[Dataset items]
··········
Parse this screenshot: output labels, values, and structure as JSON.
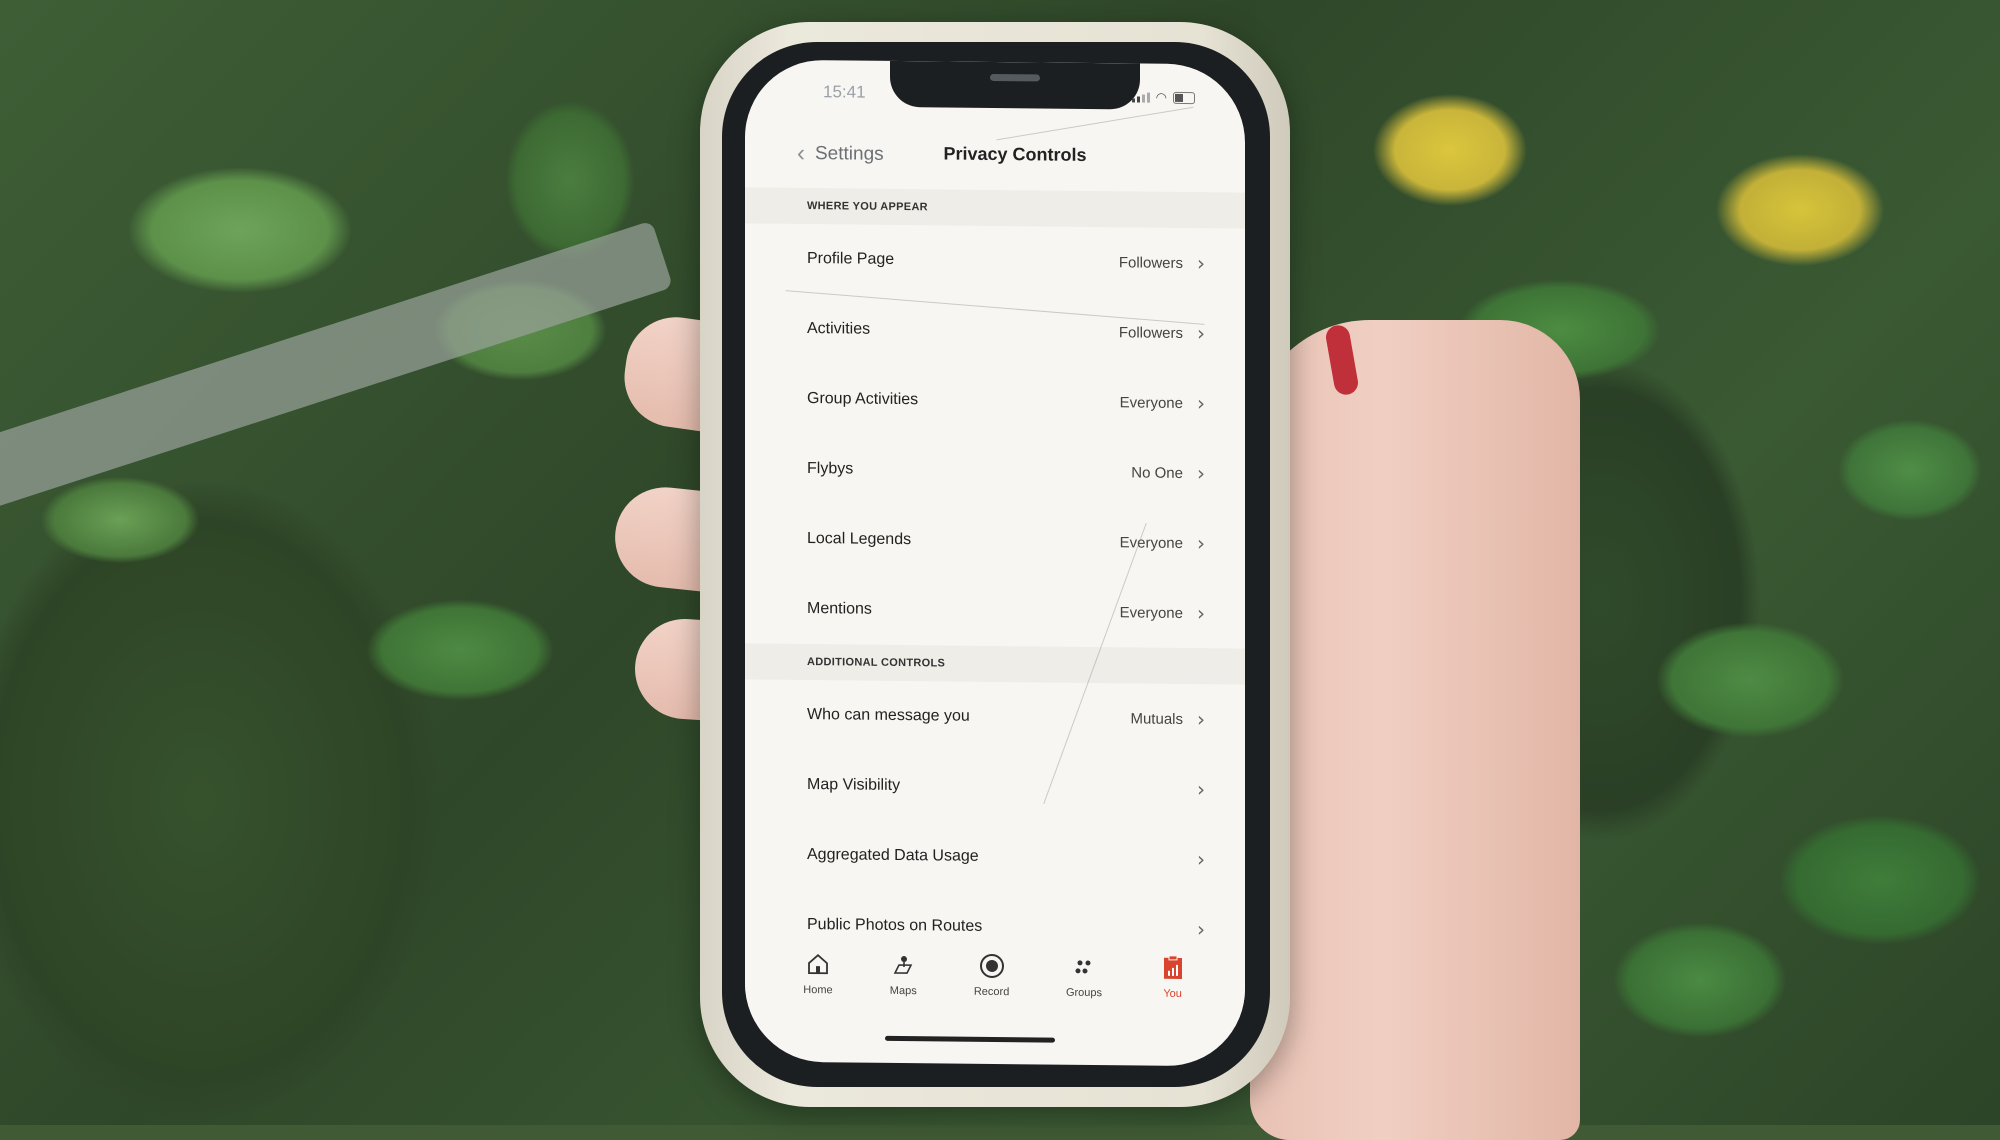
{
  "status_bar": {
    "time": "15:41"
  },
  "nav": {
    "back_label": "Settings",
    "title": "Privacy Controls"
  },
  "sections": [
    {
      "header": "WHERE YOU APPEAR",
      "rows": [
        {
          "label": "Profile Page",
          "value": "Followers"
        },
        {
          "label": "Activities",
          "value": "Followers"
        },
        {
          "label": "Group Activities",
          "value": "Everyone"
        },
        {
          "label": "Flybys",
          "value": "No One"
        },
        {
          "label": "Local Legends",
          "value": "Everyone"
        },
        {
          "label": "Mentions",
          "value": "Everyone"
        }
      ]
    },
    {
      "header": "ADDITIONAL CONTROLS",
      "rows": [
        {
          "label": "Who can message you",
          "value": "Mutuals"
        },
        {
          "label": "Map Visibility",
          "value": ""
        },
        {
          "label": "Aggregated Data Usage",
          "value": ""
        },
        {
          "label": "Public Photos on Routes",
          "value": ""
        }
      ]
    }
  ],
  "tab_bar": {
    "items": [
      {
        "label": "Home",
        "icon": "home-icon"
      },
      {
        "label": "Maps",
        "icon": "map-pin-icon"
      },
      {
        "label": "Record",
        "icon": "record-icon"
      },
      {
        "label": "Groups",
        "icon": "groups-icon"
      },
      {
        "label": "You",
        "icon": "profile-stats-icon",
        "active": true
      }
    ]
  },
  "colors": {
    "accent": "#d8442d",
    "screen_bg": "#f7f6f2",
    "section_bg": "#efede8"
  }
}
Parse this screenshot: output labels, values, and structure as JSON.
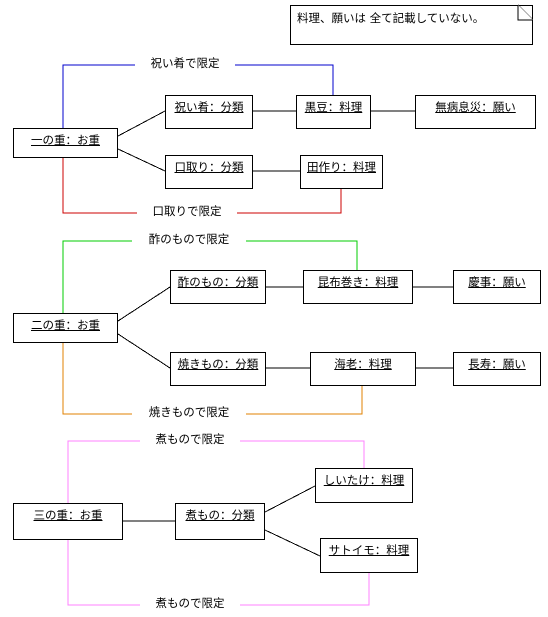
{
  "note": {
    "text": "料理、願いは 全て記載していない。"
  },
  "tiers": [
    {
      "id": "tier-1",
      "root": {
        "label": "一の重：お重"
      },
      "categories": [
        {
          "label": "祝い肴：分類"
        },
        {
          "label": "口取り：分類"
        }
      ],
      "dishes": [
        {
          "label": "黒豆：料理"
        },
        {
          "label": "田作り：料理"
        }
      ],
      "wishes": [
        {
          "label": "無病息災：願い"
        }
      ],
      "constraints": [
        {
          "label": "祝い肴で限定",
          "color": "#0000cc"
        },
        {
          "label": "口取りで限定",
          "color": "#cc0000"
        }
      ]
    },
    {
      "id": "tier-2",
      "root": {
        "label": "二の重：お重"
      },
      "categories": [
        {
          "label": "酢のもの：分類"
        },
        {
          "label": "焼きもの：分類"
        }
      ],
      "dishes": [
        {
          "label": "昆布巻き：料理"
        },
        {
          "label": "海老：料理"
        }
      ],
      "wishes": [
        {
          "label": "慶事：願い"
        },
        {
          "label": "長寿：願い"
        }
      ],
      "constraints": [
        {
          "label": "酢のもので限定",
          "color": "#00cc00"
        },
        {
          "label": "焼きもので限定",
          "color": "#e08000"
        }
      ]
    },
    {
      "id": "tier-3",
      "root": {
        "label": "三の重：お重"
      },
      "categories": [
        {
          "label": "煮もの：分類"
        }
      ],
      "dishes": [
        {
          "label": "しいたけ：料理"
        },
        {
          "label": "サトイモ：料理"
        }
      ],
      "wishes": [],
      "constraints": [
        {
          "label": "煮もので限定",
          "color": "#ff80ff"
        },
        {
          "label": "煮もので限定",
          "color": "#ff80ff"
        }
      ]
    }
  ],
  "colors": {
    "line": "#000000",
    "box_border": "#000000",
    "background": "#ffffff",
    "blue": "#0000cc",
    "red": "#cc0000",
    "green": "#00cc00",
    "orange": "#e08000",
    "pink": "#ff80ff"
  }
}
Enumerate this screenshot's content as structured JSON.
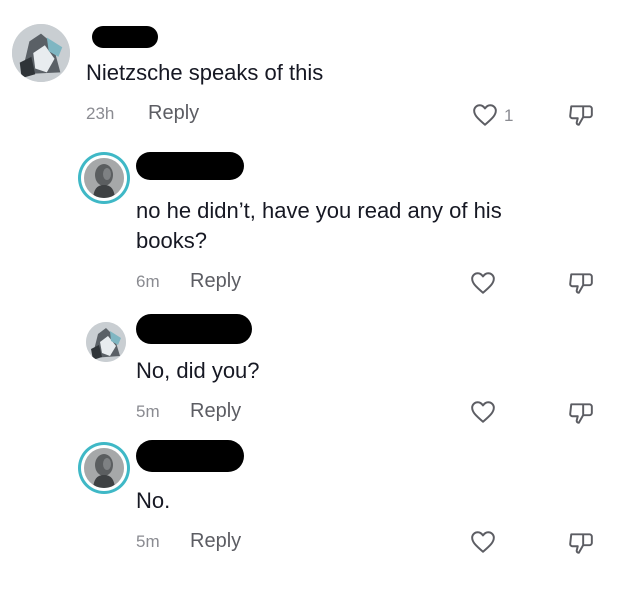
{
  "comments": [
    {
      "text": "Nietzsche speaks of this",
      "time": "23h",
      "reply_label": "Reply",
      "likes": "1",
      "avatar_icon": "statue-collage-avatar"
    },
    {
      "text": "no he didn’t, have you read any of his books?",
      "time": "6m",
      "reply_label": "Reply",
      "avatar_icon": "bust-portrait-avatar"
    },
    {
      "text": "No, did you?",
      "time": "5m",
      "reply_label": "Reply",
      "avatar_icon": "statue-collage-avatar"
    },
    {
      "text": "No.",
      "time": "5m",
      "reply_label": "Reply",
      "avatar_icon": "bust-portrait-avatar"
    }
  ],
  "icons": {
    "like": "heart-outline-icon",
    "dislike": "thumbs-down-outline-icon"
  },
  "colors": {
    "text": "#161823",
    "meta": "#8a8b91",
    "reply": "#5c5d63",
    "avatar_ring": "#3fb8c6",
    "redaction": "#000000"
  }
}
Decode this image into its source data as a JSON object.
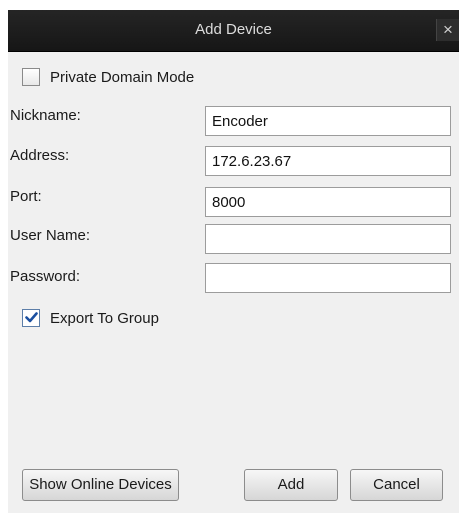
{
  "dialog": {
    "title": "Add Device",
    "close_glyph": "×"
  },
  "private_domain": {
    "label": "Private Domain Mode",
    "checked": false
  },
  "fields": {
    "nickname": {
      "label": "Nickname:",
      "value": "Encoder"
    },
    "address": {
      "label": "Address:",
      "value": "172.6.23.67"
    },
    "port": {
      "label": "Port:",
      "value": "8000"
    },
    "username": {
      "label": "User Name:",
      "value": ""
    },
    "password": {
      "label": "Password:",
      "value": ""
    }
  },
  "export_group": {
    "label": "Export To Group",
    "checked": true
  },
  "buttons": {
    "show_online": "Show Online Devices",
    "add": "Add",
    "cancel": "Cancel"
  },
  "icons": {
    "close": "close-icon",
    "check": "checkmark-icon"
  },
  "colors": {
    "titlebar": "#1c1c1c",
    "dialog_bg": "#f0f0f0",
    "check_blue": "#1b4fa0"
  }
}
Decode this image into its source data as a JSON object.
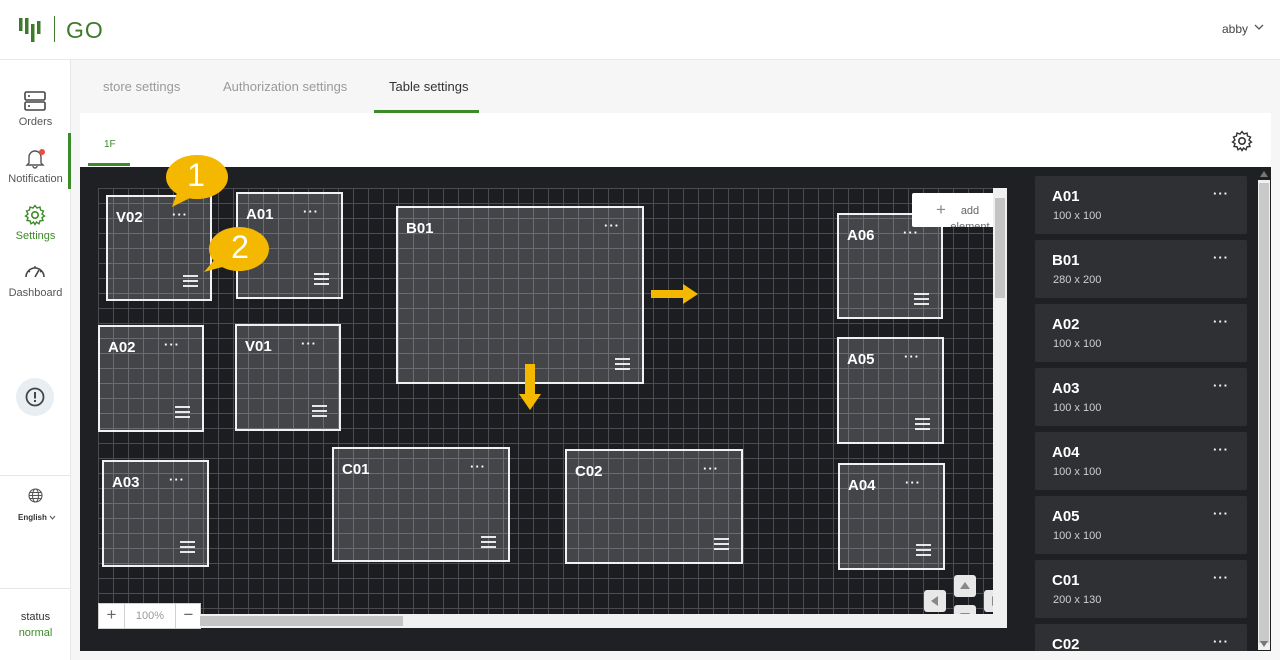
{
  "app": {
    "logo_text": "GO",
    "user": "abby"
  },
  "sidebar": {
    "items": [
      {
        "label": "Orders",
        "icon": "server-icon"
      },
      {
        "label": "Notification",
        "icon": "bell-icon"
      },
      {
        "label": "Settings",
        "icon": "gear-icon",
        "active": true
      },
      {
        "label": "Dashboard",
        "icon": "gauge-icon"
      }
    ],
    "language": "English",
    "status_label": "status",
    "status_value": "normal"
  },
  "tabs": [
    {
      "label": "store settings"
    },
    {
      "label": "Authorization settings"
    },
    {
      "label": "Table settings",
      "active": true
    }
  ],
  "floors": [
    {
      "label": "1F",
      "active": true
    }
  ],
  "canvas": {
    "tables": [
      {
        "name": "V02"
      },
      {
        "name": "A01"
      },
      {
        "name": "B01"
      },
      {
        "name": "A06"
      },
      {
        "name": "A02"
      },
      {
        "name": "V01"
      },
      {
        "name": "A05"
      },
      {
        "name": "A03"
      },
      {
        "name": "C01"
      },
      {
        "name": "C02"
      },
      {
        "name": "A04"
      }
    ],
    "menu_glyph": "···",
    "add_element_label": "add element",
    "zoom": {
      "minus": "−",
      "plus": "+",
      "value": "100%"
    },
    "callouts": [
      "1",
      "2"
    ]
  },
  "element_list": [
    {
      "name": "A01",
      "size": "100 x 100"
    },
    {
      "name": "B01",
      "size": "280 x 200"
    },
    {
      "name": "A02",
      "size": "100 x 100"
    },
    {
      "name": "A03",
      "size": "100 x 100"
    },
    {
      "name": "A04",
      "size": "100 x 100"
    },
    {
      "name": "A05",
      "size": "100 x 100"
    },
    {
      "name": "C01",
      "size": "200 x 130"
    },
    {
      "name": "C02",
      "size": ""
    }
  ],
  "colors": {
    "accent": "#3d8a2a",
    "canvas": "#1f2023",
    "callout": "#f5b800"
  }
}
··········
* Given problem
Transcribe the records verbatim and omit the images.

* Correct answer
Parse this screenshot: output labels, values, and structure as JSON.
{
  "status_bar": {
    "time": "15:41"
  },
  "nav": {
    "back_label": "Settings",
    "title": "Privacy Controls"
  },
  "sections": [
    {
      "header": "WHERE YOU APPEAR",
      "rows": [
        {
          "label": "Profile Page",
          "value": "Followers"
        },
        {
          "label": "Activities",
          "value": "Followers"
        },
        {
          "label": "Group Activities",
          "value": "Everyone"
        },
        {
          "label": "Flybys",
          "value": "No One"
        },
        {
          "label": "Local Legends",
          "value": "Everyone"
        },
        {
          "label": "Mentions",
          "value": "Everyone"
        }
      ]
    },
    {
      "header": "ADDITIONAL CONTROLS",
      "rows": [
        {
          "label": "Who can message you",
          "value": "Mutuals"
        },
        {
          "label": "Map Visibility",
          "value": ""
        },
        {
          "label": "Aggregated Data Usage",
          "value": ""
        },
        {
          "label": "Public Photos on Routes",
          "value": ""
        }
      ]
    }
  ],
  "tab_bar": {
    "items": [
      {
        "label": "Home",
        "icon": "home-icon"
      },
      {
        "label": "Maps",
        "icon": "map-pin-icon"
      },
      {
        "label": "Record",
        "icon": "record-icon"
      },
      {
        "label": "Groups",
        "icon": "groups-icon"
      },
      {
        "label": "You",
        "icon": "profile-stats-icon",
        "active": true
      }
    ]
  },
  "colors": {
    "accent": "#d8442d",
    "screen_bg": "#f7f6f2",
    "section_bg": "#efede8"
  }
}
Parse this screenshot: output labels, values, and structure as JSON.
{
  "note": {
    "text": "料理、願いは 全て記載していない。"
  },
  "tiers": [
    {
      "id": "tier-1",
      "root": {
        "label": "一の重：お重"
      },
      "categories": [
        {
          "label": "祝い肴：分類"
        },
        {
          "label": "口取り：分類"
        }
      ],
      "dishes": [
        {
          "label": "黒豆：料理"
        },
        {
          "label": "田作り：料理"
        }
      ],
      "wishes": [
        {
          "label": "無病息災：願い"
        }
      ],
      "constraints": [
        {
          "label": "祝い肴で限定",
          "color": "#0000cc"
        },
        {
          "label": "口取りで限定",
          "color": "#cc0000"
        }
      ]
    },
    {
      "id": "tier-2",
      "root": {
        "label": "二の重：お重"
      },
      "categories": [
        {
          "label": "酢のもの：分類"
        },
        {
          "label": "焼きもの：分類"
        }
      ],
      "dishes": [
        {
          "label": "昆布巻き：料理"
        },
        {
          "label": "海老：料理"
        }
      ],
      "wishes": [
        {
          "label": "慶事：願い"
        },
        {
          "label": "長寿：願い"
        }
      ],
      "constraints": [
        {
          "label": "酢のもので限定",
          "color": "#00cc00"
        },
        {
          "label": "焼きもので限定",
          "color": "#e08000"
        }
      ]
    },
    {
      "id": "tier-3",
      "root": {
        "label": "三の重：お重"
      },
      "categories": [
        {
          "label": "煮もの：分類"
        }
      ],
      "dishes": [
        {
          "label": "しいたけ：料理"
        },
        {
          "label": "サトイモ：料理"
        }
      ],
      "wishes": [],
      "constraints": [
        {
          "label": "煮もので限定",
          "color": "#ff80ff"
        },
        {
          "label": "煮もので限定",
          "color": "#ff80ff"
        }
      ]
    }
  ],
  "colors": {
    "line": "#000000",
    "box_border": "#000000",
    "background": "#ffffff",
    "blue": "#0000cc",
    "red": "#cc0000",
    "green": "#00cc00",
    "orange": "#e08000",
    "pink": "#ff80ff"
  }
}
Enumerate this screenshot's content as structured JSON.
{
  "comments": [
    {
      "text": "Nietzsche speaks of this",
      "time": "23h",
      "reply_label": "Reply",
      "likes": "1",
      "avatar_icon": "statue-collage-avatar"
    },
    {
      "text": "no he didn’t, have you read any of his books?",
      "time": "6m",
      "reply_label": "Reply",
      "avatar_icon": "bust-portrait-avatar"
    },
    {
      "text": "No, did you?",
      "time": "5m",
      "reply_label": "Reply",
      "avatar_icon": "statue-collage-avatar"
    },
    {
      "text": "No.",
      "time": "5m",
      "reply_label": "Reply",
      "avatar_icon": "bust-portrait-avatar"
    }
  ],
  "icons": {
    "like": "heart-outline-icon",
    "dislike": "thumbs-down-outline-icon"
  },
  "colors": {
    "text": "#161823",
    "meta": "#8a8b91",
    "reply": "#5c5d63",
    "avatar_ring": "#3fb8c6",
    "redaction": "#000000"
  }
}
Decode this image into its source data as a JSON object.
{
  "dialog": {
    "title": "Add Device",
    "close_glyph": "×"
  },
  "private_domain": {
    "label": "Private Domain Mode",
    "checked": false
  },
  "fields": {
    "nickname": {
      "label": "Nickname:",
      "value": "Encoder"
    },
    "address": {
      "label": "Address:",
      "value": "172.6.23.67"
    },
    "port": {
      "label": "Port:",
      "value": "8000"
    },
    "username": {
      "label": "User Name:",
      "value": ""
    },
    "password": {
      "label": "Password:",
      "value": ""
    }
  },
  "export_group": {
    "label": "Export To Group",
    "checked": true
  },
  "buttons": {
    "show_online": "Show Online Devices",
    "add": "Add",
    "cancel": "Cancel"
  },
  "icons": {
    "close": "close-icon",
    "check": "checkmark-icon"
  },
  "colors": {
    "titlebar": "#1c1c1c",
    "dialog_bg": "#f0f0f0",
    "check_blue": "#1b4fa0"
  }
}
Decode this image into its source data as a JSON object.
{
  "app": {
    "logo_text": "GO",
    "user": "abby"
  },
  "sidebar": {
    "items": [
      {
        "label": "Orders",
        "icon": "server-icon"
      },
      {
        "label": "Notification",
        "icon": "bell-icon"
      },
      {
        "label": "Settings",
        "icon": "gear-icon",
        "active": true
      },
      {
        "label": "Dashboard",
        "icon": "gauge-icon"
      }
    ],
    "language": "English",
    "status_label": "status",
    "status_value": "normal"
  },
  "tabs": [
    {
      "label": "store settings"
    },
    {
      "label": "Authorization settings"
    },
    {
      "label": "Table settings",
      "active": true
    }
  ],
  "floors": [
    {
      "label": "1F",
      "active": true
    }
  ],
  "canvas": {
    "tables": [
      {
        "name": "V02"
      },
      {
        "name": "A01"
      },
      {
        "name": "B01"
      },
      {
        "name": "A06"
      },
      {
        "name": "A02"
      },
      {
        "name": "V01"
      },
      {
        "name": "A05"
      },
      {
        "name": "A03"
      },
      {
        "name": "C01"
      },
      {
        "name": "C02"
      },
      {
        "name": "A04"
      }
    ],
    "menu_glyph": "···",
    "add_element_label": "add element",
    "zoom": {
      "minus": "−",
      "plus": "+",
      "value": "100%"
    },
    "callouts": [
      "1",
      "2"
    ]
  },
  "element_list": [
    {
      "name": "A01",
      "size": "100 x 100"
    },
    {
      "name": "B01",
      "size": "280 x 200"
    },
    {
      "name": "A02",
      "size": "100 x 100"
    },
    {
      "name": "A03",
      "size": "100 x 100"
    },
    {
      "name": "A04",
      "size": "100 x 100"
    },
    {
      "name": "A05",
      "size": "100 x 100"
    },
    {
      "name": "C01",
      "size": "200 x 130"
    },
    {
      "name": "C02",
      "size": ""
    }
  ],
  "colors": {
    "accent": "#3d8a2a",
    "canvas": "#1f2023",
    "callout": "#f5b800"
  }
}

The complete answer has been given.